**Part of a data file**
—————
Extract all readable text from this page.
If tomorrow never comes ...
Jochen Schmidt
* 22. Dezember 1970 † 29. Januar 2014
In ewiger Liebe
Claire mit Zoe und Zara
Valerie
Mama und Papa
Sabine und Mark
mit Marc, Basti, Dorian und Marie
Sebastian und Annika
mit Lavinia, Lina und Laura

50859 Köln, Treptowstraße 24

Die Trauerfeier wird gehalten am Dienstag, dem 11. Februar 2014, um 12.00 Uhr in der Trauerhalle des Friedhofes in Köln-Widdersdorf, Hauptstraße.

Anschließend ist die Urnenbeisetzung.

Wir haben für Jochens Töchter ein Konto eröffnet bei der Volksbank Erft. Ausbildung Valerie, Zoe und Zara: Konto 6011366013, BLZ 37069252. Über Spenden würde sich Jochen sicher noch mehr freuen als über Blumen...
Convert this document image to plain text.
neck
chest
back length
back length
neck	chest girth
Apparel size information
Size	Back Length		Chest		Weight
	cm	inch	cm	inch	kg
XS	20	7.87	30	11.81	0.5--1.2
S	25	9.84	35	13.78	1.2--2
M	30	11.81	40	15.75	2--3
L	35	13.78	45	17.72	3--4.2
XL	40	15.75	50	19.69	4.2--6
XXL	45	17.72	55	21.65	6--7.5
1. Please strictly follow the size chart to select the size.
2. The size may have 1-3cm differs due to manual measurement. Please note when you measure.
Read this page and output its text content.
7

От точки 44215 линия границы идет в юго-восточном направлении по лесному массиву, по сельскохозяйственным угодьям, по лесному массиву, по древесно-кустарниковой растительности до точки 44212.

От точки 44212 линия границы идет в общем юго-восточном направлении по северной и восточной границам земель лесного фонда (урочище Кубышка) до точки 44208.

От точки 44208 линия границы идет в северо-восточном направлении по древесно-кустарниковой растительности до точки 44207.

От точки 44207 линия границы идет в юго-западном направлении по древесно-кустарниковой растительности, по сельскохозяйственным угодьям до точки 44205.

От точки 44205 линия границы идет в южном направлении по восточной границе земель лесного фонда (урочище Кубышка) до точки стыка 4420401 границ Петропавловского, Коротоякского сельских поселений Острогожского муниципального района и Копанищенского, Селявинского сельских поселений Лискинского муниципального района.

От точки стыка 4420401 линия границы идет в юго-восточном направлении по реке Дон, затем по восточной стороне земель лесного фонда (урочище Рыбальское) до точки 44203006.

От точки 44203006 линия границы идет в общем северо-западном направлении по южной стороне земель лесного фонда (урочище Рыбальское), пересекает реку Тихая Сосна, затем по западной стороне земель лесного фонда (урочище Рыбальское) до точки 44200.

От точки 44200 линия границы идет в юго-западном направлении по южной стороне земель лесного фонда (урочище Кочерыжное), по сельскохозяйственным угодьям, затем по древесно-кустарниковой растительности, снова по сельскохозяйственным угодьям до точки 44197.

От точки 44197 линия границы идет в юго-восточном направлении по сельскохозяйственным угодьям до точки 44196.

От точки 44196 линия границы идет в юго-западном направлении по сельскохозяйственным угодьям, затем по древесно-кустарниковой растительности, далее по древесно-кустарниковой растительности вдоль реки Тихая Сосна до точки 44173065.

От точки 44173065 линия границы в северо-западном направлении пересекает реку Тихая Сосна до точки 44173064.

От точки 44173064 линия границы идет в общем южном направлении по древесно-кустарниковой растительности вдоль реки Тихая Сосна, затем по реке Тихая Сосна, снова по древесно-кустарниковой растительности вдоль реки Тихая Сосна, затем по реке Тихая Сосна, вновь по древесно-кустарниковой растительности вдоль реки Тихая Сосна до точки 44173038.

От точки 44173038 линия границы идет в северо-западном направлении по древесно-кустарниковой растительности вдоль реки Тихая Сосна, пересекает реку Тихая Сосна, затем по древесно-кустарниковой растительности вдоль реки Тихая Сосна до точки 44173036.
—————
**CHALLENGE**
Please set down each line of the records exactly as given.

**THE COMPLETED TASK**
Extract all readable text from this page.
If tomorrow never comes ...
Jochen Schmidt
* 22. Dezember 1970 † 29. Januar 2014
In ewiger Liebe
Claire mit Zoe und Zara
Valerie
Mama und Papa
Sabine und Mark
mit Marc, Basti, Dorian und Marie
Sebastian und Annika
mit Lavinia, Lina und Laura

50859 Köln, Treptowstraße 24

Die Trauerfeier wird gehalten am Dienstag, dem 11. Februar 2014, um 12.00 Uhr in der Trauerhalle des Friedhofes in Köln-Widdersdorf, Hauptstraße.

Anschließend ist die Urnenbeisetzung.

Wir haben für Jochens Töchter ein Konto eröffnet bei der Volksbank Erft. Ausbildung Valerie, Zoe und Zara: Konto 6011366013, BLZ 37069252. Über Spenden würde sich Jochen sicher noch mehr freuen als über Blumen...
Convert this document image to plain text.
neck
chest
back length
back length
neck	chest girth
Apparel size information
Size	Back Length		Chest		Weight
	cm	inch	cm	inch	kg
XS	20	7.87	30	11.81	0.5--1.2
S	25	9.84	35	13.78	1.2--2
M	30	11.81	40	15.75	2--3
L	35	13.78	45	17.72	3--4.2
XL	40	15.75	50	19.69	4.2--6
XXL	45	17.72	55	21.65	6--7.5
1. Please strictly follow the size chart to select the size.
2. The size may have 1-3cm differs due to manual measurement. Please note when you measure.
Read this page and output its text content.
7

От точки 44215 линия границы идет в юго-восточном направлении по лесному массиву, по сельскохозяйственным угодьям, по лесному массиву, по древесно-кустарниковой растительности до точки 44212.

От точки 44212 линия границы идет в общем юго-восточном направлении по северной и восточной границам земель лесного фонда (урочище Кубышка) до точки 44208.

От точки 44208 линия границы идет в северо-восточном направлении по древесно-кустарниковой растительности до точки 44207.

От точки 44207 линия границы идет в юго-западном направлении по древесно-кустарниковой растительности, по сельскохозяйственным угодьям до точки 44205.

От точки 44205 линия границы идет в южном направлении по восточной границе земель лесного фонда (урочище Кубышка) до точки стыка 4420401 границ Петропавловского, Коротоякского сельских поселений Острогожского муниципального района и Копанищенского, Селявинского сельских поселений Лискинского муниципального района.

От точки стыка 4420401 линия границы идет в юго-восточном направлении по реке Дон, затем по восточной стороне земель лесного фонда (урочище Рыбальское) до точки 44203006.

От точки 44203006 линия границы идет в общем северо-западном направлении по южной стороне земель лесного фонда (урочище Рыбальское), пересекает реку Тихая Сосна, затем по западной стороне земель лесного фонда (урочище Рыбальское) до точки 44200.

От точки 44200 линия границы идет в юго-западном направлении по южной стороне земель лесного фонда (урочище Кочерыжное), по сельскохозяйственным угодьям, затем по древесно-кустарниковой растительности, снова по сельскохозяйственным угодьям до точки 44197.

От точки 44197 линия границы идет в юго-восточном направлении по сельскохозяйственным угодьям до точки 44196.

От точки 44196 линия границы идет в юго-западном направлении по сельскохозяйственным угодьям, затем по древесно-кустарниковой растительности, далее по древесно-кустарниковой растительности вдоль реки Тихая Сосна до точки 44173065.

От точки 44173065 линия границы в северо-западном направлении пересекает реку Тихая Сосна до точки 44173064.

От точки 44173064 линия границы идет в общем южном направлении по древесно-кустарниковой растительности вдоль реки Тихая Сосна, затем по реке Тихая Сосна, снова по древесно-кустарниковой растительности вдоль реки Тихая Сосна, затем по реке Тихая Сосна, вновь по древесно-кустарниковой растительности вдоль реки Тихая Сосна до точки 44173038.

От точки 44173038 линия границы идет в северо-западном направлении по древесно-кустарниковой растительности вдоль реки Тихая Сосна, пересекает реку Тихая Сосна, затем по древесно-кустарниковой растительности вдоль реки Тихая Сосна до точки 44173036.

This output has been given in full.